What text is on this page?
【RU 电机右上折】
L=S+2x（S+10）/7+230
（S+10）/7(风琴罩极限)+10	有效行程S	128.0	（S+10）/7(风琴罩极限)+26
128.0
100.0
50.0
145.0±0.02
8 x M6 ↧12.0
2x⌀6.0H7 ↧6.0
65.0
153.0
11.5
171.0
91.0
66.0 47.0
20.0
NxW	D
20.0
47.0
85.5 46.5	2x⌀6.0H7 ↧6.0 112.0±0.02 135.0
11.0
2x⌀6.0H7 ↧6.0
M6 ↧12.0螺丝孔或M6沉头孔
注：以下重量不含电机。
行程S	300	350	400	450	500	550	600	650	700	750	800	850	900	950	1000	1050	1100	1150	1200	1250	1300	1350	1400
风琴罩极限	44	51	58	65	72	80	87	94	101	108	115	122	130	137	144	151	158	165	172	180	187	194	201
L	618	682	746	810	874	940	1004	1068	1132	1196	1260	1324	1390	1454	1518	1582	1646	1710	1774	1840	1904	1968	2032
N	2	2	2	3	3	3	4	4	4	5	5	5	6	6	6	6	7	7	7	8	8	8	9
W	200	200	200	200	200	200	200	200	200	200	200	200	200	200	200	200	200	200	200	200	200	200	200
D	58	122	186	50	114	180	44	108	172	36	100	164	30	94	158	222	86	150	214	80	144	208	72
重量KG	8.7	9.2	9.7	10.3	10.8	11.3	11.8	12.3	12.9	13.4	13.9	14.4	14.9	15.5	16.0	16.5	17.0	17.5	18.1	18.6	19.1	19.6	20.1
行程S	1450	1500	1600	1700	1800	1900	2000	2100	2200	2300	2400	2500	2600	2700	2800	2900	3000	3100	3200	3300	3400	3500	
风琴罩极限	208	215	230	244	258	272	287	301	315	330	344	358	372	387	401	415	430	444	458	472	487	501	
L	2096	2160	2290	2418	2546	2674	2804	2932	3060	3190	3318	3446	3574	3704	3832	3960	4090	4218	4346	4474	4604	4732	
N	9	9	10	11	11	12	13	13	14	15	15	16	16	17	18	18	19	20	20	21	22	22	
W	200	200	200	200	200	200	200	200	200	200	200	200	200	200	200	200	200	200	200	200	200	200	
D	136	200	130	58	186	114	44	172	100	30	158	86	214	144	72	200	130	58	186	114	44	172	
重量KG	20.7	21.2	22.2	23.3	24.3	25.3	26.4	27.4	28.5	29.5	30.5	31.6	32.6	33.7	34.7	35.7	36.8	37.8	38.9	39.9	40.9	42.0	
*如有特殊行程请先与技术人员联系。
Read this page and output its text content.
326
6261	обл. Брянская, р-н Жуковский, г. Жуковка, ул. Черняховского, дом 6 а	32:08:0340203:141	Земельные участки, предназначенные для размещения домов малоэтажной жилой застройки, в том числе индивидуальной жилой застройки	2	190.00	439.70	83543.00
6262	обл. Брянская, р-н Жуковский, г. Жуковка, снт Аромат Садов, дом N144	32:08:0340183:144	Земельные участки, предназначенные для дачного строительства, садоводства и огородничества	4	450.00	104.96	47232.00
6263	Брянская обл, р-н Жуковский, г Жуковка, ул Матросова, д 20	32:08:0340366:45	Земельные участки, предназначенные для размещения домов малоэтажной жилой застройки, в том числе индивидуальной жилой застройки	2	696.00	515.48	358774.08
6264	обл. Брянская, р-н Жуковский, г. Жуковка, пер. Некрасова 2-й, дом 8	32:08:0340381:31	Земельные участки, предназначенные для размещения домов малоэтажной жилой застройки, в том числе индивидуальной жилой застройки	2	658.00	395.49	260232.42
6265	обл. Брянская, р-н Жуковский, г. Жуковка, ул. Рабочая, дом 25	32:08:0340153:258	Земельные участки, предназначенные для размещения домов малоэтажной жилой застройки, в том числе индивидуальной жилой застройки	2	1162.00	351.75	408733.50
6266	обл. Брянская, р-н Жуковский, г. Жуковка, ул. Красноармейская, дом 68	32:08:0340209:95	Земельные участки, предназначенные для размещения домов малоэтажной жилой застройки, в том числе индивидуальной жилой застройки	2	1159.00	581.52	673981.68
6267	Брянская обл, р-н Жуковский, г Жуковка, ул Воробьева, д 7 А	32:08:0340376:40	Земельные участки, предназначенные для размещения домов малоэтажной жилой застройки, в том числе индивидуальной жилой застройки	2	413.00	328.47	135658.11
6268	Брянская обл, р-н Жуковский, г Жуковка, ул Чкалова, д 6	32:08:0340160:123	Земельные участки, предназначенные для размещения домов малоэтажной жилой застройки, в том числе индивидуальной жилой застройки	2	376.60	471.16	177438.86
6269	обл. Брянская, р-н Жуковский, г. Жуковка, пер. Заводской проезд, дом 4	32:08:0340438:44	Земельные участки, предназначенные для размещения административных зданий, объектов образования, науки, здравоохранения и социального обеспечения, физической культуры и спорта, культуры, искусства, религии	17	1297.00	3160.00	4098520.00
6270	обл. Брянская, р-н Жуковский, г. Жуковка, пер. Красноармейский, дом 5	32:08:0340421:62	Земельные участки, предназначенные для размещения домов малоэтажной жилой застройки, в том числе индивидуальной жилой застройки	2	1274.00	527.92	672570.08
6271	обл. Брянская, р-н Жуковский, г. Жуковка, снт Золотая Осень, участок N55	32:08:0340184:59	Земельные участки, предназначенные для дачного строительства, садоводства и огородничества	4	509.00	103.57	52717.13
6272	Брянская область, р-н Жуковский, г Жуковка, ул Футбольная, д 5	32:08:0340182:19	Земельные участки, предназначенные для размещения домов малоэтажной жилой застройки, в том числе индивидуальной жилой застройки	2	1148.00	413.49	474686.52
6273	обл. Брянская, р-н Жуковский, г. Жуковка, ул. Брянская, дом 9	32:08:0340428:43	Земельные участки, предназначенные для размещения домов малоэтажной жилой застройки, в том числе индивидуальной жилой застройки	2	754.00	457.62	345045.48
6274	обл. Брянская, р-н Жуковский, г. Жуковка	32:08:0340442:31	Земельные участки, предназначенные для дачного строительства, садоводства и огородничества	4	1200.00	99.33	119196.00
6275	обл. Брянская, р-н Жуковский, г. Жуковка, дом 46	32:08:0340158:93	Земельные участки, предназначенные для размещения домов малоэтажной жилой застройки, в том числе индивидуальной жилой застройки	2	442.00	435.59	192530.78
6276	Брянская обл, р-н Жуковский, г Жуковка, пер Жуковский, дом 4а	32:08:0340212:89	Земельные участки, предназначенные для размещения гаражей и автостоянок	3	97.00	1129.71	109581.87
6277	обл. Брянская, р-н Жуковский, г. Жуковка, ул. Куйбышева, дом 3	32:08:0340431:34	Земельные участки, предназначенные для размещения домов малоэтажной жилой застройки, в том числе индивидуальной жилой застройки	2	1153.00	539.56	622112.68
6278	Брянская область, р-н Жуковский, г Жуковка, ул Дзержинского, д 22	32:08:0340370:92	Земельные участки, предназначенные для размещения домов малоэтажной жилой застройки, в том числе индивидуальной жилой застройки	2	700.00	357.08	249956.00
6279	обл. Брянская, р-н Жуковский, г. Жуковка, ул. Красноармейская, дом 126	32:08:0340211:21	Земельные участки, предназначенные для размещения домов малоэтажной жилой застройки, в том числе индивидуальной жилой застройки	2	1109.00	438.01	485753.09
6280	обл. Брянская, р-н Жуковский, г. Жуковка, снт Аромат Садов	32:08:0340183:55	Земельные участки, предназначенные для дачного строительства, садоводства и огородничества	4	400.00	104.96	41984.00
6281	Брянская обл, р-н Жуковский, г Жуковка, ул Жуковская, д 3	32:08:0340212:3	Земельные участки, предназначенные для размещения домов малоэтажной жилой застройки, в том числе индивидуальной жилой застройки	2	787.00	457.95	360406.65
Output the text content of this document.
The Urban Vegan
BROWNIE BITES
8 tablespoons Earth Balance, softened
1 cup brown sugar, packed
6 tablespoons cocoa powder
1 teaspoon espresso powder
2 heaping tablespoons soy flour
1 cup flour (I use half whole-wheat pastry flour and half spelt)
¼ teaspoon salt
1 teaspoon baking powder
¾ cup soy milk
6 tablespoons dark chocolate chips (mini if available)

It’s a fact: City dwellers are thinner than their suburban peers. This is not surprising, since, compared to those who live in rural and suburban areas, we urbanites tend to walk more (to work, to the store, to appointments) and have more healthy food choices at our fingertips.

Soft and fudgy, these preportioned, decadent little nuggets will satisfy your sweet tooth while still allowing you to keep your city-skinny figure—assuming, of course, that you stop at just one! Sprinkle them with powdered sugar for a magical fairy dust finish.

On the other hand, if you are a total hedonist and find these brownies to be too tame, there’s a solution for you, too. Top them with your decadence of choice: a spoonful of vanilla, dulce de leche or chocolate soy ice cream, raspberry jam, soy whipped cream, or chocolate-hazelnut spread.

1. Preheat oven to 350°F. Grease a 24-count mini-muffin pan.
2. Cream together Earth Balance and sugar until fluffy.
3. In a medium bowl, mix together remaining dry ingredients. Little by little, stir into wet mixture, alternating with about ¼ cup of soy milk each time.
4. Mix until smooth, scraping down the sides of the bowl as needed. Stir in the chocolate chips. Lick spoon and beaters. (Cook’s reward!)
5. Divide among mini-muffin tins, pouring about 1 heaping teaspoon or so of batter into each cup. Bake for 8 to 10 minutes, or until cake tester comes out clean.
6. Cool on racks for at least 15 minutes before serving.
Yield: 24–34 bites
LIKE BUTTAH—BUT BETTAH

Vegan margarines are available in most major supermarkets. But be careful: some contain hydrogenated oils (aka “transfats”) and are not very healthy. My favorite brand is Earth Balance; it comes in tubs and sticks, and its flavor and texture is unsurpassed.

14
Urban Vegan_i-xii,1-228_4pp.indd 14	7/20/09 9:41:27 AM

▸ **PROBLEM TO SOLVE**
Copy all lines from the entries that contain the word "with".

▸ **RESULT OF THE TASK**
Soft and fudgy, these preportioned, decadent little nuggets will satisfy your sweet tooth while still allowing you to keep your city-skinny figure—assuming, of course, that you stop at just one! Sprinkle them with powdered sugar for a magical fairy dust finish.
On the other hand, if you are a total hedonist and find these brownies to be too tame, there’s a solution for you, too. Top them with your decadence of choice: a spoonful of vanilla, dulce de leche or chocolate soy ice cream, raspberry jam, soy whipped cream, or chocolate-hazelnut spread.
3. In a medium bowl, mix together remaining dry ingredients. Little by little, stir into wet mixture, alternating with about ¼ cup of soy milk each time.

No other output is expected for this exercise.